[What needs to be done] In the entries below, find the lines that contain the word "технологии" and copy them.

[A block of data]
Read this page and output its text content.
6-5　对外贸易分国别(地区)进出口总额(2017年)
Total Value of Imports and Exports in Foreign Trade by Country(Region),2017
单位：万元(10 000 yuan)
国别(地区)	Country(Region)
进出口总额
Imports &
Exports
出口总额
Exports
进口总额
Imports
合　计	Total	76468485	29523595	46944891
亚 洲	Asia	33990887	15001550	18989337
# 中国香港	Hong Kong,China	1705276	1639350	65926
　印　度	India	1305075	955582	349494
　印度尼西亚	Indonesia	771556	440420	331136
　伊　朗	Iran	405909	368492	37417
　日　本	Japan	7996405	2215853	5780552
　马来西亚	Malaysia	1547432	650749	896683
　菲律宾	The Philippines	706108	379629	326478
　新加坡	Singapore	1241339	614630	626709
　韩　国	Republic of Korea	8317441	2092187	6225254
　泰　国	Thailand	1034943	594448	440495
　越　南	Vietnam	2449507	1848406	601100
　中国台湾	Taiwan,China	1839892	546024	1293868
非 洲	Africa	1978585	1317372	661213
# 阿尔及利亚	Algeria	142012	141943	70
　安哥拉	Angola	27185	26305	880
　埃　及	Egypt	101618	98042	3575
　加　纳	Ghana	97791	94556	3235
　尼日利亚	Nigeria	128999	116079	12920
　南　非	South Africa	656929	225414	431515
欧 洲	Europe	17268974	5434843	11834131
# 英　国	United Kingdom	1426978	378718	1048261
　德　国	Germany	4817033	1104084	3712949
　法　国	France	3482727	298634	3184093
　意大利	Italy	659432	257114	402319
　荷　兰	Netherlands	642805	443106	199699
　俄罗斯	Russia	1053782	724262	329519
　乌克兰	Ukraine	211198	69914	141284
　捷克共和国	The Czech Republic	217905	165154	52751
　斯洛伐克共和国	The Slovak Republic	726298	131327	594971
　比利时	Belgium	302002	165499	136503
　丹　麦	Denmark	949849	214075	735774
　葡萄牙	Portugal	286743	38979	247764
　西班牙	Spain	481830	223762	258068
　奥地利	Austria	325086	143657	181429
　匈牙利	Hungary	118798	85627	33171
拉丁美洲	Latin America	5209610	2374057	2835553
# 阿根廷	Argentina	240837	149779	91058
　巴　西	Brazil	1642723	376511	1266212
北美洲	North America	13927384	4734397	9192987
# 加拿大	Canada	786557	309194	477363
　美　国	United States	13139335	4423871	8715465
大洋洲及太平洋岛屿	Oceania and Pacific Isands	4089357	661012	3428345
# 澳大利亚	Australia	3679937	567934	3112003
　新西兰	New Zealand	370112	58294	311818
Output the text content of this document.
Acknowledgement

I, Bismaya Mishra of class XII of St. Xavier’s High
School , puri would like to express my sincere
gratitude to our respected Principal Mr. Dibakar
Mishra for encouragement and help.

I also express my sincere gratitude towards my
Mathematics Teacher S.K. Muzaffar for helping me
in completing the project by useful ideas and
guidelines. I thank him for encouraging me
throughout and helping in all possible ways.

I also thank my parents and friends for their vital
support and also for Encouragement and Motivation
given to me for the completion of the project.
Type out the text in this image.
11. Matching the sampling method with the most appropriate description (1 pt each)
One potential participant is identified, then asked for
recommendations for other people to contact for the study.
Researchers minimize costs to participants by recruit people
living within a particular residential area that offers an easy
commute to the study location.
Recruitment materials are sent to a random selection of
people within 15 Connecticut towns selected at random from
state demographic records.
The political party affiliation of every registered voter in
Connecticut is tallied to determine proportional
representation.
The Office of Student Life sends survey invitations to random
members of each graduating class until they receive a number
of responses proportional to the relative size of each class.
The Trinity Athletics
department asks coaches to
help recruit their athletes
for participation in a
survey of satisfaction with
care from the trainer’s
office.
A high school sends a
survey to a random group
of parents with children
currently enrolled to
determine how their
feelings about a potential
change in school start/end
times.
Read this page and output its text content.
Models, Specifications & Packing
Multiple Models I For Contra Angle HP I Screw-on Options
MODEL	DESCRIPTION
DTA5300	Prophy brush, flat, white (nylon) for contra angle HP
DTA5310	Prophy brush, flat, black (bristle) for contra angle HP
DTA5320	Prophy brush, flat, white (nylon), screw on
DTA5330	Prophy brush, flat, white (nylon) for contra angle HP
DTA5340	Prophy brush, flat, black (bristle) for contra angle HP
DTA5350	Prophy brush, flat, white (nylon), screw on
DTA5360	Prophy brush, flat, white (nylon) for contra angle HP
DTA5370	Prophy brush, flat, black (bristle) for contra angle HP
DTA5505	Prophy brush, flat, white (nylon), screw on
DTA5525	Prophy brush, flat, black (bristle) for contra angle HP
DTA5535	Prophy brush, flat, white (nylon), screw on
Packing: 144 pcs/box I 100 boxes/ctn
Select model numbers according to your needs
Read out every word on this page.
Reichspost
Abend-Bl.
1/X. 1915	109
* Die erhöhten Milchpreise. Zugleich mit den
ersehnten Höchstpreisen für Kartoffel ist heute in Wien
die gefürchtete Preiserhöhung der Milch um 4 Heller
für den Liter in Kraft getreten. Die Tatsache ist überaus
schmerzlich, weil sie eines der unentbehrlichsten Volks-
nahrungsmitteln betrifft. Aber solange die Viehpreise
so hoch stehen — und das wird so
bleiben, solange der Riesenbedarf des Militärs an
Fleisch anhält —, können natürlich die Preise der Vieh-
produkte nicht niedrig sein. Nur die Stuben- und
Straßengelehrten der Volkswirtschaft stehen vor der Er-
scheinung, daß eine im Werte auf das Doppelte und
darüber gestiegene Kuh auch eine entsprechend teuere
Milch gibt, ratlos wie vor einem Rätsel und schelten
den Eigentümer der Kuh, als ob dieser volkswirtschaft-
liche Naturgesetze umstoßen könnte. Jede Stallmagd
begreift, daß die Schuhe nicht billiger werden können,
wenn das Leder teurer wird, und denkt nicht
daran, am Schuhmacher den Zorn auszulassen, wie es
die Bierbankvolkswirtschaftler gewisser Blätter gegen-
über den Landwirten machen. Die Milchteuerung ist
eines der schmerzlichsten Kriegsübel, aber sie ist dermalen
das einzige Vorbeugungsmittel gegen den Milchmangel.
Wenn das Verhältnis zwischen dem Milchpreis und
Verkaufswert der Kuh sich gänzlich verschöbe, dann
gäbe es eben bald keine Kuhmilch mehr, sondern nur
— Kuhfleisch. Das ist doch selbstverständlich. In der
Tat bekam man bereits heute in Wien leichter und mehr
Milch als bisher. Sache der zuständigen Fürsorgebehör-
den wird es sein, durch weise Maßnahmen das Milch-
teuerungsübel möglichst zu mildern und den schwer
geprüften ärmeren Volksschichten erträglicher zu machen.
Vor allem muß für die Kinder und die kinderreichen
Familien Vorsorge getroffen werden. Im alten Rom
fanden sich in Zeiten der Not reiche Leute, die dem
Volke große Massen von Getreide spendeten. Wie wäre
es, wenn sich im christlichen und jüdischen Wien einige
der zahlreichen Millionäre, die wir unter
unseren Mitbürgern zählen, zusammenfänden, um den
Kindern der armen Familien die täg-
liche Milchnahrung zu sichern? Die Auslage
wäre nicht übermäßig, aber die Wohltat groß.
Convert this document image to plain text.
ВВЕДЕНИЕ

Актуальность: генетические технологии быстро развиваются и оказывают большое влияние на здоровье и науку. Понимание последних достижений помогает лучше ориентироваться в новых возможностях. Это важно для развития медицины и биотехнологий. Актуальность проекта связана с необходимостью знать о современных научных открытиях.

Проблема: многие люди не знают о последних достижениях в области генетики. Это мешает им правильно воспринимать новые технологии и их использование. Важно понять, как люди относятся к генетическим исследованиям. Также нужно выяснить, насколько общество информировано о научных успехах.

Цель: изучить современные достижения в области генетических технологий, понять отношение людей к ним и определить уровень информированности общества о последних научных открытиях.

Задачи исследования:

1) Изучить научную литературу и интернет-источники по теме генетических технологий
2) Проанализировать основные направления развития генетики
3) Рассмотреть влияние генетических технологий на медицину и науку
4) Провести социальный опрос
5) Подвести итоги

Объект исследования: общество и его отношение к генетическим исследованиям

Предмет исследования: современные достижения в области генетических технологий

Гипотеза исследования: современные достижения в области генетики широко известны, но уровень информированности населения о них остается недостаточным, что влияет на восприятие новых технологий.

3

[Reply to the exercise]
Актуальность: генетические технологии быстро развиваются и оказывают большое влияние на здоровье и науку. Понимание последних достижений помогает лучше ориентироваться в новых возможностях. Это важно для развития медицины и биотехнологий. Актуальность проекта связана с необходимостью знать о современных научных открытиях.
Проблема: многие люди не знают о последних достижениях в области генетики. Это мешает им правильно воспринимать новые технологии и их использование. Важно понять, как люди относятся к генетическим исследованиям. Также нужно выяснить, насколько общество информировано о научных успехах.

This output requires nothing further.